╭─ Information provided

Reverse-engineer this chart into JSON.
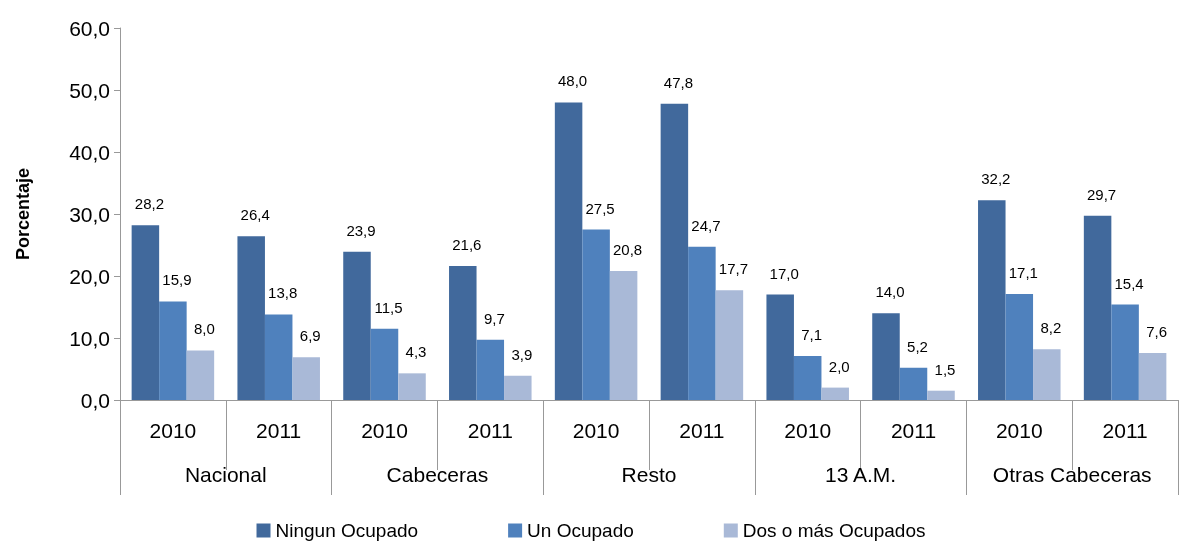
{
  "chart_data": {
    "type": "bar",
    "ylabel": "Porcentaje",
    "categories": [
      "2010",
      "2011",
      "2010",
      "2011",
      "2010",
      "2011",
      "2010",
      "2011",
      "2010",
      "2011"
    ],
    "annotations": [
      "Nacional",
      "Cabeceras",
      "Resto",
      "13 A.M.",
      "Otras Cabeceras"
    ],
    "series": [
      {
        "name": "Ningun Ocupado",
        "color": "#41699c",
        "values": [
          28.2,
          26.4,
          23.9,
          21.6,
          48.0,
          47.8,
          17.0,
          14.0,
          32.2,
          29.7
        ],
        "value_labels": [
          "28,2",
          "26,4",
          "23,9",
          "21,6",
          "48,0",
          "47,8",
          "17,0",
          "14,0",
          "32,2",
          "29,7"
        ]
      },
      {
        "name": "Un Ocupado",
        "color": "#4f81bd",
        "values": [
          15.9,
          13.8,
          11.5,
          9.7,
          27.5,
          24.7,
          7.1,
          5.2,
          17.1,
          15.4
        ],
        "value_labels": [
          "15,9",
          "13,8",
          "11,5",
          "9,7",
          "27,5",
          "24,7",
          "7,1",
          "5,2",
          "17,1",
          "15,4"
        ]
      },
      {
        "name": "Dos o más Ocupados",
        "color": "#a9b9d7",
        "values": [
          8.0,
          6.9,
          4.3,
          3.9,
          20.8,
          17.7,
          2.0,
          1.5,
          8.2,
          7.6
        ],
        "value_labels": [
          "8,0",
          "6,9",
          "4,3",
          "3,9",
          "20,8",
          "17,7",
          "2,0",
          "1,5",
          "8,2",
          "7,6"
        ]
      }
    ],
    "ylim": [
      0,
      60
    ],
    "yticks": [
      {
        "value": 0,
        "label": "0,0"
      },
      {
        "value": 10,
        "label": "10,0"
      },
      {
        "value": 20,
        "label": "20,0"
      },
      {
        "value": 30,
        "label": "30,0"
      },
      {
        "value": 40,
        "label": "40,0"
      },
      {
        "value": 50,
        "label": "50,0"
      },
      {
        "value": 60,
        "label": "60,0"
      }
    ],
    "grid": false,
    "legend": "bottom"
  }
}
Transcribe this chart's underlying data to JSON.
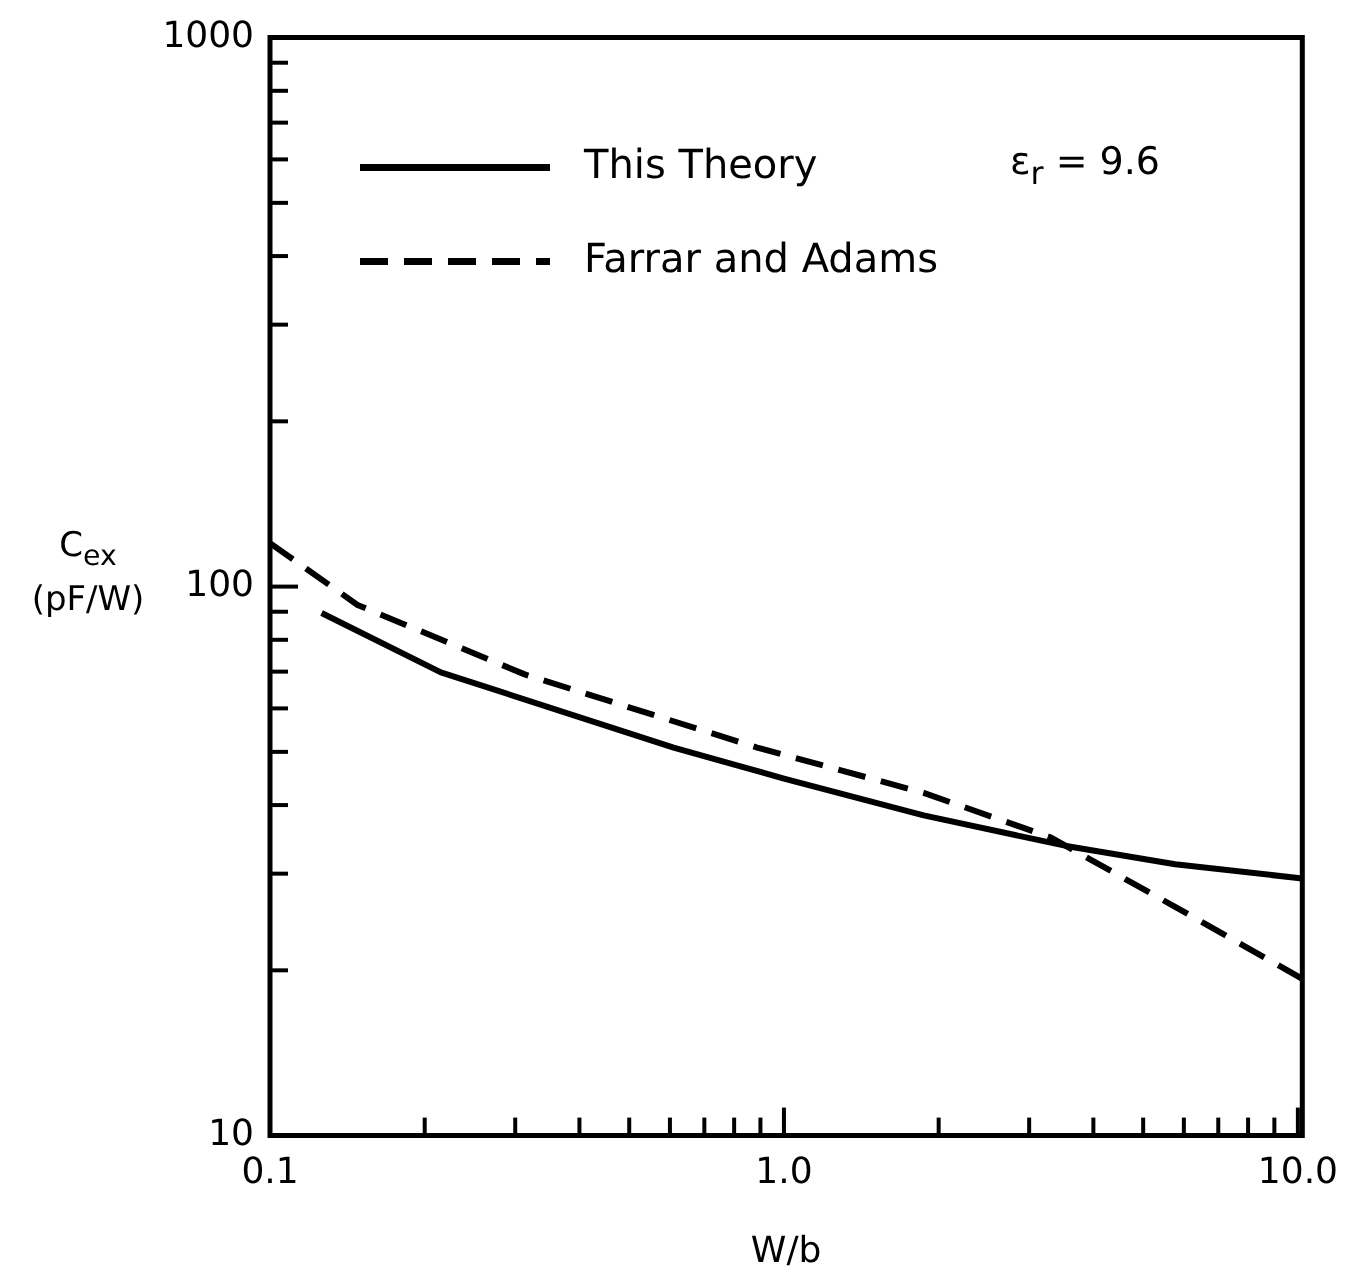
{
  "chart_data": {
    "type": "line",
    "xlabel": "W/b",
    "ylabel": "C$_{ex}$ (pF/W)",
    "annotations": [
      "ε$_{r}$ = 9.6"
    ],
    "log": "xy",
    "xlim": [
      0.1,
      10.2
    ],
    "ylim": [
      10,
      1000
    ],
    "xticks": [
      0.1,
      {
        "value": 0.2,
        "label": null
      },
      {
        "value": 0.3,
        "label": null
      },
      {
        "value": 0.4,
        "label": null
      },
      {
        "value": 0.5,
        "label": null
      },
      {
        "value": 0.6,
        "label": null
      },
      {
        "value": 0.7,
        "label": null
      },
      {
        "value": 0.8,
        "label": null
      },
      {
        "value": 0.9,
        "label": null
      },
      {
        "value": 1,
        "label": "1.0"
      },
      {
        "value": 2,
        "label": null
      },
      {
        "value": 3,
        "label": null
      },
      {
        "value": 4,
        "label": null
      },
      {
        "value": 5,
        "label": null
      },
      {
        "value": 6,
        "label": null
      },
      {
        "value": 7,
        "label": null
      },
      {
        "value": 8,
        "label": null
      },
      {
        "value": 9,
        "label": null
      },
      {
        "value": 10,
        "label": "10.0"
      }
    ],
    "yticks": [
      10,
      {
        "value": 20,
        "label": null
      },
      {
        "value": 30,
        "label": null
      },
      {
        "value": 40,
        "label": null
      },
      {
        "value": 50,
        "label": null
      },
      {
        "value": 60,
        "label": null
      },
      {
        "value": 70,
        "label": null
      },
      {
        "value": 80,
        "label": null
      },
      {
        "value": 90,
        "label": null
      },
      100,
      {
        "value": 200,
        "label": null
      },
      {
        "value": 300,
        "label": null
      },
      {
        "value": 400,
        "label": null
      },
      {
        "value": 500,
        "label": null
      },
      {
        "value": 600,
        "label": null
      },
      {
        "value": 700,
        "label": null
      },
      {
        "value": 800,
        "label": null
      },
      {
        "value": 900,
        "label": null
      },
      1000
    ],
    "grid": false,
    "legend": "top left",
    "marker": "none",
    "series": [
      {
        "name": "This Theory",
        "color": "#000000",
        "line_style": "solid",
        "x": [
          0.126,
          0.215,
          0.61,
          1.0,
          1.87,
          3.54,
          5.77,
          10.2
        ],
        "values": [
          89.5,
          69.8,
          50.9,
          44.7,
          38.3,
          33.7,
          31.2,
          29.4
        ]
      },
      {
        "name": "Farrar and Adams",
        "color": "#000000",
        "line_style": "dashed",
        "x": [
          0.1,
          0.148,
          0.313,
          0.887,
          1.87,
          3.31,
          5.77,
          10.2
        ],
        "values": [
          120,
          92.6,
          69.2,
          50.9,
          42.1,
          34.9,
          26.1,
          19.3
        ]
      }
    ]
  }
}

╰─

Exclude all images and restate the records above word for word.

## Worked solution:
Reverse-engineer this chart into JSON.
{
  "chart_data": {
    "type": "bar",
    "ylabel": "Porcentaje",
    "categories": [
      "2010",
      "2011",
      "2010",
      "2011",
      "2010",
      "2011",
      "2010",
      "2011",
      "2010",
      "2011"
    ],
    "annotations": [
      "Nacional",
      "Cabeceras",
      "Resto",
      "13 A.M.",
      "Otras Cabeceras"
    ],
    "series": [
      {
        "name": "Ningun Ocupado",
        "color": "#41699c",
        "values": [
          28.2,
          26.4,
          23.9,
          21.6,
          48.0,
          47.8,
          17.0,
          14.0,
          32.2,
          29.7
        ],
        "value_labels": [
          "28,2",
          "26,4",
          "23,9",
          "21,6",
          "48,0",
          "47,8",
          "17,0",
          "14,0",
          "32,2",
          "29,7"
        ]
      },
      {
        "name": "Un Ocupado",
        "color": "#4f81bd",
        "values": [
          15.9,
          13.8,
          11.5,
          9.7,
          27.5,
          24.7,
          7.1,
          5.2,
          17.1,
          15.4
        ],
        "value_labels": [
          "15,9",
          "13,8",
          "11,5",
          "9,7",
          "27,5",
          "24,7",
          "7,1",
          "5,2",
          "17,1",
          "15,4"
        ]
      },
      {
        "name": "Dos o más Ocupados",
        "color": "#a9b9d7",
        "values": [
          8.0,
          6.9,
          4.3,
          3.9,
          20.8,
          17.7,
          2.0,
          1.5,
          8.2,
          7.6
        ],
        "value_labels": [
          "8,0",
          "6,9",
          "4,3",
          "3,9",
          "20,8",
          "17,7",
          "2,0",
          "1,5",
          "8,2",
          "7,6"
        ]
      }
    ],
    "ylim": [
      0,
      60
    ],
    "yticks": [
      {
        "value": 0,
        "label": "0,0"
      },
      {
        "value": 10,
        "label": "10,0"
      },
      {
        "value": 20,
        "label": "20,0"
      },
      {
        "value": 30,
        "label": "30,0"
      },
      {
        "value": 40,
        "label": "40,0"
      },
      {
        "value": 50,
        "label": "50,0"
      },
      {
        "value": 60,
        "label": "60,0"
      }
    ],
    "grid": false,
    "legend": "bottom"
  }
}
Transcribe this chart's underlying data to JSON.
{
  "chart_data": {
    "type": "line",
    "xlabel": "W/b",
    "ylabel": "C$_{ex}$ (pF/W)",
    "annotations": [
      "ε$_{r}$ = 9.6"
    ],
    "log": "xy",
    "xlim": [
      0.1,
      10.2
    ],
    "ylim": [
      10,
      1000
    ],
    "xticks": [
      0.1,
      {
        "value": 0.2,
        "label": null
      },
      {
        "value": 0.3,
        "label": null
      },
      {
        "value": 0.4,
        "label": null
      },
      {
        "value": 0.5,
        "label": null
      },
      {
        "value": 0.6,
        "label": null
      },
      {
        "value": 0.7,
        "label": null
      },
      {
        "value": 0.8,
        "label": null
      },
      {
        "value": 0.9,
        "label": null
      },
      {
        "value": 1,
        "label": "1.0"
      },
      {
        "value": 2,
        "label": null
      },
      {
        "value": 3,
        "label": null
      },
      {
        "value": 4,
        "label": null
      },
      {
        "value": 5,
        "label": null
      },
      {
        "value": 6,
        "label": null
      },
      {
        "value": 7,
        "label": null
      },
      {
        "value": 8,
        "label": null
      },
      {
        "value": 9,
        "label": null
      },
      {
        "value": 10,
        "label": "10.0"
      }
    ],
    "yticks": [
      10,
      {
        "value": 20,
        "label": null
      },
      {
        "value": 30,
        "label": null
      },
      {
        "value": 40,
        "label": null
      },
      {
        "value": 50,
        "label": null
      },
      {
        "value": 60,
        "label": null
      },
      {
        "value": 70,
        "label": null
      },
      {
        "value": 80,
        "label": null
      },
      {
        "value": 90,
        "label": null
      },
      100,
      {
        "value": 200,
        "label": null
      },
      {
        "value": 300,
        "label": null
      },
      {
        "value": 400,
        "label": null
      },
      {
        "value": 500,
        "label": null
      },
      {
        "value": 600,
        "label": null
      },
      {
        "value": 700,
        "label": null
      },
      {
        "value": 800,
        "label": null
      },
      {
        "value": 900,
        "label": null
      },
      1000
    ],
    "grid": false,
    "legend": "top left",
    "marker": "none",
    "series": [
      {
        "name": "This Theory",
        "color": "#000000",
        "line_style": "solid",
        "x": [
          0.126,
          0.215,
          0.61,
          1.0,
          1.87,
          3.54,
          5.77,
          10.2
        ],
        "values": [
          89.5,
          69.8,
          50.9,
          44.7,
          38.3,
          33.7,
          31.2,
          29.4
        ]
      },
      {
        "name": "Farrar and Adams",
        "color": "#000000",
        "line_style": "dashed",
        "x": [
          0.1,
          0.148,
          0.313,
          0.887,
          1.87,
          3.31,
          5.77,
          10.2
        ],
        "values": [
          120,
          92.6,
          69.2,
          50.9,
          42.1,
          34.9,
          26.1,
          19.3
        ]
      }
    ]
  }
}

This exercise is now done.